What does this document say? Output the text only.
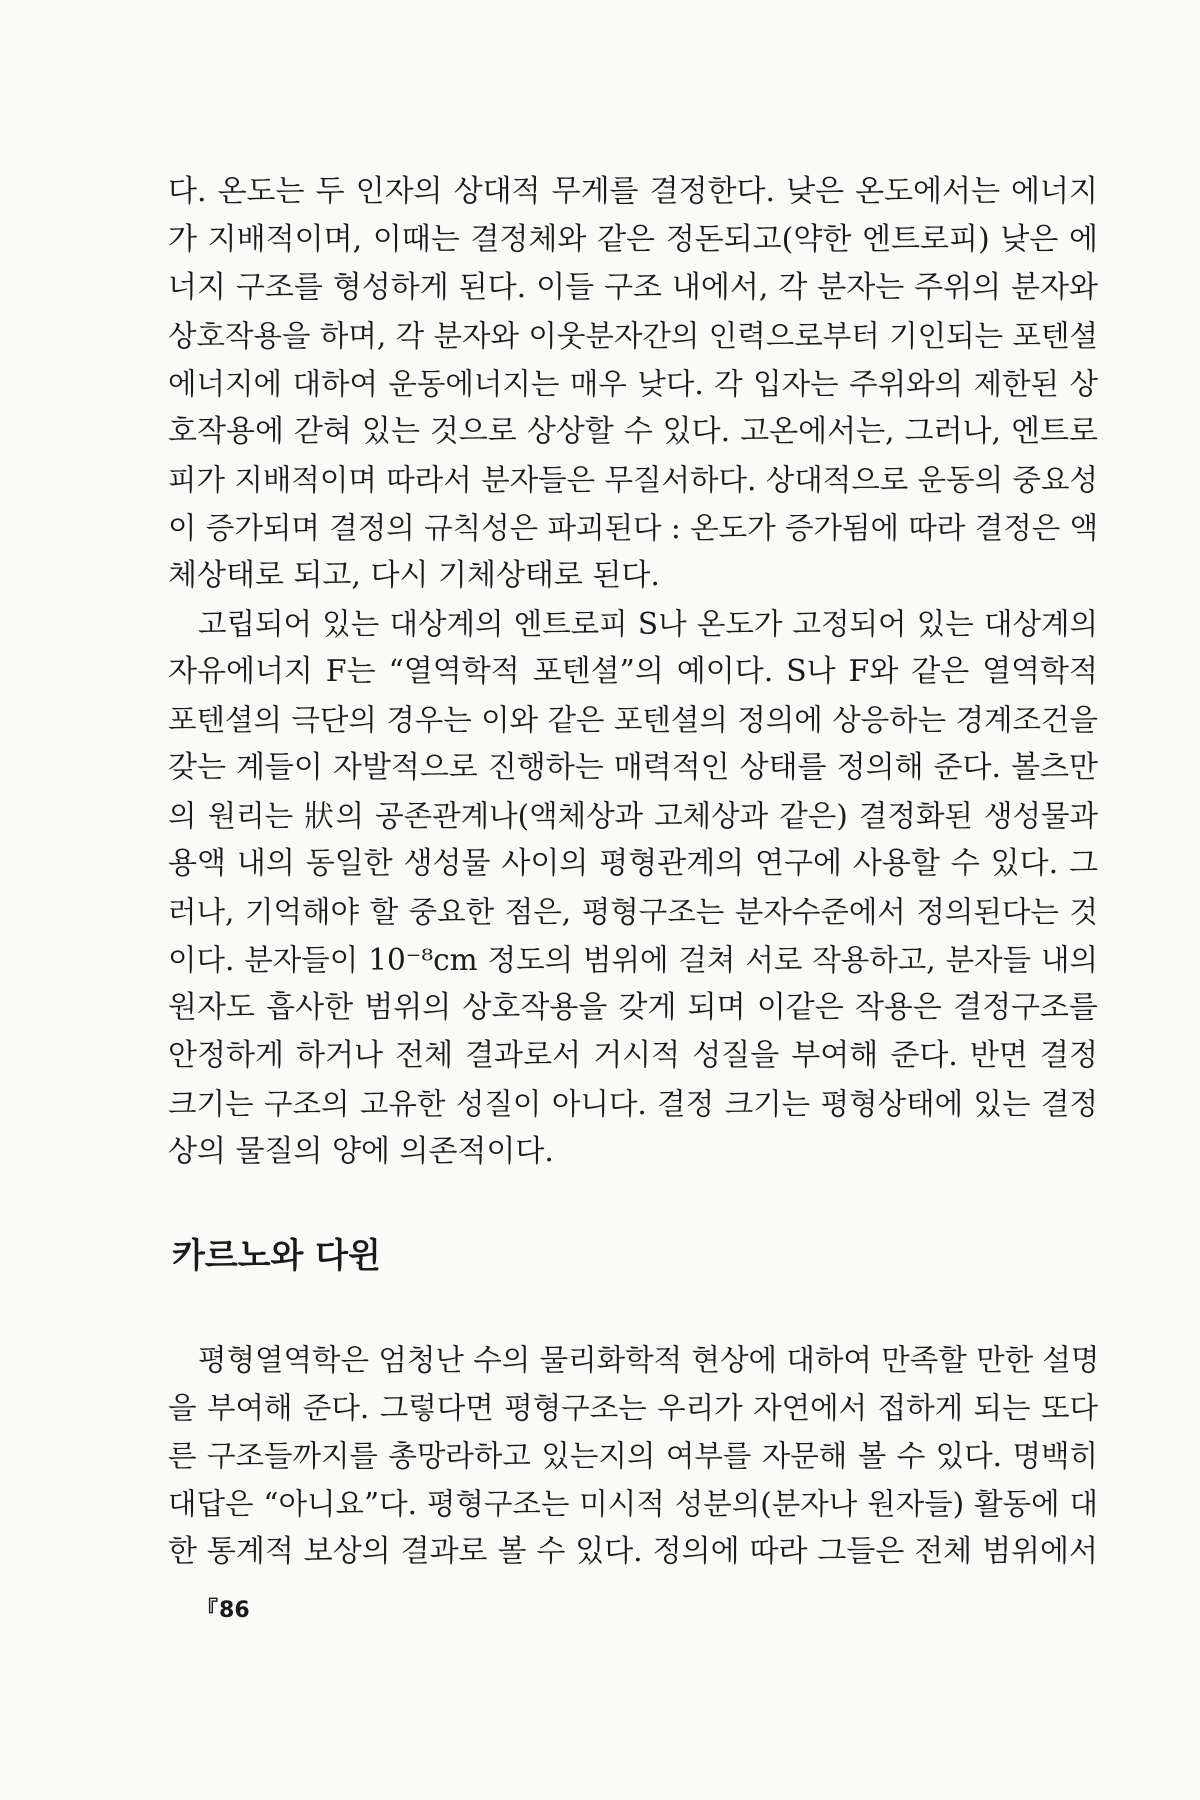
다. 온도는 두 인자의 상대적 무게를 결정한다. 낮은 온도에서는 에너지
가 지배적이며, 이때는 결정체와 같은 정돈되고(약한 엔트로피) 낮은 에
너지 구조를 형성하게 된다. 이들 구조 내에서, 각 분자는 주위의 분자와
상호작용을 하며, 각 분자와 이웃분자간의 인력으로부터 기인되는 포텐셜
에너지에 대하여 운동에너지는 매우 낮다. 각 입자는 주위와의 제한된 상
호작용에 갇혀 있는 것으로 상상할 수 있다. 고온에서는, 그러나, 엔트로
피가 지배적이며 따라서 분자들은 무질서하다. 상대적으로 운동의 중요성
이 증가되며 결정의 규칙성은 파괴된다 : 온도가 증가됨에 따라 결정은 액
체상태로 되고, 다시 기체상태로 된다.
고립되어 있는 대상계의 엔트로피 S나 온도가 고정되어 있는 대상계의
자유에너지 F는 “열역학적 포텐셜”의 예이다. S나 F와 같은 열역학적
포텐셜의 극단의 경우는 이와 같은 포텐셜의 정의에 상응하는 경계조건을
갖는 계들이 자발적으로 진행하는 매력적인 상태를 정의해 준다. 볼츠만
의 원리는 狀의 공존관계나(액체상과 고체상과 같은) 결정화된 생성물과
용액 내의 동일한 생성물 사이의 평형관계의 연구에 사용할 수 있다. 그
러나, 기억해야 할 중요한 점은, 평형구조는 분자수준에서 정의된다는 것
이다. 분자들이 10⁻⁸cm 정도의 범위에 걸쳐 서로 작용하고, 분자들 내의
원자도 흡사한 범위의 상호작용을 갖게 되며 이같은 작용은 결정구조를
안정하게 하거나 전체 결과로서 거시적 성질을 부여해 준다. 반면 결정
크기는 구조의 고유한 성질이 아니다. 결정 크기는 평형상태에 있는 결정
상의 물질의 양에 의존적이다.
카르노와 다윈
평형열역학은 엄청난 수의 물리화학적 현상에 대하여 만족할 만한 설명
을 부여해 준다. 그렇다면 평형구조는 우리가 자연에서 접하게 되는 또다
른 구조들까지를 총망라하고 있는지의 여부를 자문해 볼 수 있다. 명백히
대답은 “아니요”다. 평형구조는 미시적 성분의(분자나 원자들) 활동에 대
한 통계적 보상의 결과로 볼 수 있다. 정의에 따라 그들은 전체 범위에서
『86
------------------------------------------------------------------------
Give the data above again in full and unchanged, skipping the pictures.

▶ Task answer
What does this document say? Output the text only.
다. 온도는 두 인자의 상대적 무게를 결정한다. 낮은 온도에서는 에너지
가 지배적이며, 이때는 결정체와 같은 정돈되고(약한 엔트로피) 낮은 에
너지 구조를 형성하게 된다. 이들 구조 내에서, 각 분자는 주위의 분자와
상호작용을 하며, 각 분자와 이웃분자간의 인력으로부터 기인되는 포텐셜
에너지에 대하여 운동에너지는 매우 낮다. 각 입자는 주위와의 제한된 상
호작용에 갇혀 있는 것으로 상상할 수 있다. 고온에서는, 그러나, 엔트로
피가 지배적이며 따라서 분자들은 무질서하다. 상대적으로 운동의 중요성
이 증가되며 결정의 규칙성은 파괴된다 : 온도가 증가됨에 따라 결정은 액
체상태로 되고, 다시 기체상태로 된다.
고립되어 있는 대상계의 엔트로피 S나 온도가 고정되어 있는 대상계의
자유에너지 F는 “열역학적 포텐셜”의 예이다. S나 F와 같은 열역학적
포텐셜의 극단의 경우는 이와 같은 포텐셜의 정의에 상응하는 경계조건을
갖는 계들이 자발적으로 진행하는 매력적인 상태를 정의해 준다. 볼츠만
의 원리는 狀의 공존관계나(액체상과 고체상과 같은) 결정화된 생성물과
용액 내의 동일한 생성물 사이의 평형관계의 연구에 사용할 수 있다. 그
러나, 기억해야 할 중요한 점은, 평형구조는 분자수준에서 정의된다는 것
이다. 분자들이 10⁻⁸cm 정도의 범위에 걸쳐 서로 작용하고, 분자들 내의
원자도 흡사한 범위의 상호작용을 갖게 되며 이같은 작용은 결정구조를
안정하게 하거나 전체 결과로서 거시적 성질을 부여해 준다. 반면 결정
크기는 구조의 고유한 성질이 아니다. 결정 크기는 평형상태에 있는 결정
상의 물질의 양에 의존적이다.
카르노와 다윈
평형열역학은 엄청난 수의 물리화학적 현상에 대하여 만족할 만한 설명
을 부여해 준다. 그렇다면 평형구조는 우리가 자연에서 접하게 되는 또다
른 구조들까지를 총망라하고 있는지의 여부를 자문해 볼 수 있다. 명백히
대답은 “아니요”다. 평형구조는 미시적 성분의(분자나 원자들) 활동에 대
한 통계적 보상의 결과로 볼 수 있다. 정의에 따라 그들은 전체 범위에서
『86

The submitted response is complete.